▶ [PROBLEMS TO WORK ON]:
[1] In the sermon text on Jesus' birth, which chapter of Scripture records God's promise to David?
[2] Carry on the sermon text about Jesus' birth in Bethlehem, starting right after its final sentence.

▶ [TEXT BLOCK]:
BEGIN
Look at verse 4. Joseph also went up from Galilee, from the town of Nazareth, to Judea, to the city of David, which is called Bethlehem, because he was of the house and lineage of David. To be registered with Mary, his betrothed, who was with child. We learn that Mary and Joseph were both descendants of David. This means that Jesus was born into a family who had a biblical claim to the throne of Israel. They were from the line of David. Israel had not had a king from David’s line since their exile into Babylon around 600 BC, or 600 years before Jesus. Herod was king at the time of Jesus’ birth, but he was a politician appointed by Rome. Mary and Joseph were from the line of David. Jesus has a legitimate family claim to the throne.

One thing we need to recognize from this is that God always keeps his promises. God promised David in 2Samuel 7 that God will give David an offspring and God’s steadfast love will never depart from him. God promised David that his house and kingdom will be established forever. And here we are 600 years since there has been a descendant of David ruling on the throne. But here, two descendants of David are traveling to Bethlehem and they’re about to have a child—a child so important that he was conceived by a miracle and was announced by Angels, and will very soon turn the whole world upside down. God always keeps his promise, but sometimes we see time passing and we wonder, How long, O Lord? How long will it take? Peter reminds us in 2Peter 3:9, “The Lord is not slow to fulfill his promise as some count slowness, but is patient toward you, not wishing that any should perish, but that all should reach repentance.” God keeps his promise when the time is right. Why? Because he is patient toward us, not wishing that any would perish, but that everyone would come to repentance.
END
▶ [DATA TO EXAMINE]:
BEGIN
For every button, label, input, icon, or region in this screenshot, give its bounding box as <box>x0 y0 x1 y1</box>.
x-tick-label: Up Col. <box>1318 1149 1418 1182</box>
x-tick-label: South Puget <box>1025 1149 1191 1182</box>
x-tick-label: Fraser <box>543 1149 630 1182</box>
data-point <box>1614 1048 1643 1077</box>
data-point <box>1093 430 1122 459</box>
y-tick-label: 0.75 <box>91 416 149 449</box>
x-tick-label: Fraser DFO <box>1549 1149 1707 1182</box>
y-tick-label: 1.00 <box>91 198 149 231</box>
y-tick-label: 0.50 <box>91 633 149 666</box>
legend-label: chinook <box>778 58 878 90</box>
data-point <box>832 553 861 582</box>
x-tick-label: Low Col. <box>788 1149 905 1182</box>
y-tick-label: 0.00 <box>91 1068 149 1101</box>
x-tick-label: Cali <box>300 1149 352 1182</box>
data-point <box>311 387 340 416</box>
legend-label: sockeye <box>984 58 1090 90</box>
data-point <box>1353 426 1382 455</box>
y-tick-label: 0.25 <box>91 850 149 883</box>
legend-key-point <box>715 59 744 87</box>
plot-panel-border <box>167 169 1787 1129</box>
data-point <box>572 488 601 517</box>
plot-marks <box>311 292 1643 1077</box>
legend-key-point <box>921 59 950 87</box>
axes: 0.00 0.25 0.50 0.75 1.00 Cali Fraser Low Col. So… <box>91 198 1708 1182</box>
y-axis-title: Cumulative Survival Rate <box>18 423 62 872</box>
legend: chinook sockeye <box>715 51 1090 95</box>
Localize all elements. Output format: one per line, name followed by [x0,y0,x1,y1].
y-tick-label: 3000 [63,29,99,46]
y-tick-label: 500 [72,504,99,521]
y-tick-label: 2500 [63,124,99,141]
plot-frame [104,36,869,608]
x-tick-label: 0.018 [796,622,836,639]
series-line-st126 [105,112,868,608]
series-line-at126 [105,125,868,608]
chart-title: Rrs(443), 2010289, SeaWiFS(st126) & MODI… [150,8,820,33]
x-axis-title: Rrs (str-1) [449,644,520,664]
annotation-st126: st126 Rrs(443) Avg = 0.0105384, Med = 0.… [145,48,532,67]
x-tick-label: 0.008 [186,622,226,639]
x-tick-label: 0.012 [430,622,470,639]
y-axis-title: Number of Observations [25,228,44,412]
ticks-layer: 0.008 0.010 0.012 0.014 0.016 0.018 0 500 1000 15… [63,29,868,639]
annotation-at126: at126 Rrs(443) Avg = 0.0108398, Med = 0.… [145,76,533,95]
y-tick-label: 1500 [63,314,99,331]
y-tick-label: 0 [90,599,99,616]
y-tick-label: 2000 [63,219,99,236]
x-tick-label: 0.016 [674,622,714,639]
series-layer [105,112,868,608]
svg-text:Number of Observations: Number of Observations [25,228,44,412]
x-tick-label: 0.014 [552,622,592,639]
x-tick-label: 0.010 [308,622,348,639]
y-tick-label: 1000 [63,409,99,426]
END
▶ [RESULTS OF THE EXERCISE]:
[1] 2 Samuel 7.

[2]
What else do we notice? Mary and Joseph were from Nazareth, which suggests they were ordinary working-class people of modest means. Nazareth was a small town in the time of our passage. In John 1, when Jesus called Philip to be his disciple, Philip told Nathaniel about Jesus of Nazareth. This is the one “of whom Moses in the Law and also the prophets wrote,” he said. Nathaniel responded, “Can anything good come out of Nazareth?” Nathaniel knew about the town. It was a modest little town with modest people.

Very often we fall in love with things that are great. We want more. We want our lives to look like what we see on television. Have you ever noticed how TV shows set in New York often feature people who live in very large apartments and have a lot of free time on their hands? That’s very different from what most of us experience every day. We don’t usually aspire to have enough. We usually aspire to more or bigger or greater. Take time today to meditate on Jesus. He came from Nazareth. He was born into humble circumstances. Even more than that, he is holy God, and was born into a world that was broken by our sinfulness. He lived in such a way to show us that we should aspire to different things. When he teaches us to pray, he tells us to pray “give us this day our daily bread.” I like the way the New Living Translation puts it: Give us today the food we need. When he calls us to follow his pattern, he teaches us to lead, how?, Mark 10:42 “You know that those who are considered rulers of the Gentiles lord it over them, and their great ones exercise authority over them. 43 But it shall not be so among you. But whoever would be great among you must be your servant, 44 and whoever would be first among you must be slave of all. 45 For even the Son of Man came not to be served but to serve, and to give his life as a ransom for many.” Jesus teaches us that the way to true greatness is through humility. The way to true leadership is through service. How do we know this? Because God himself came not to be served but to serve, and to give his life as a ransom for ours.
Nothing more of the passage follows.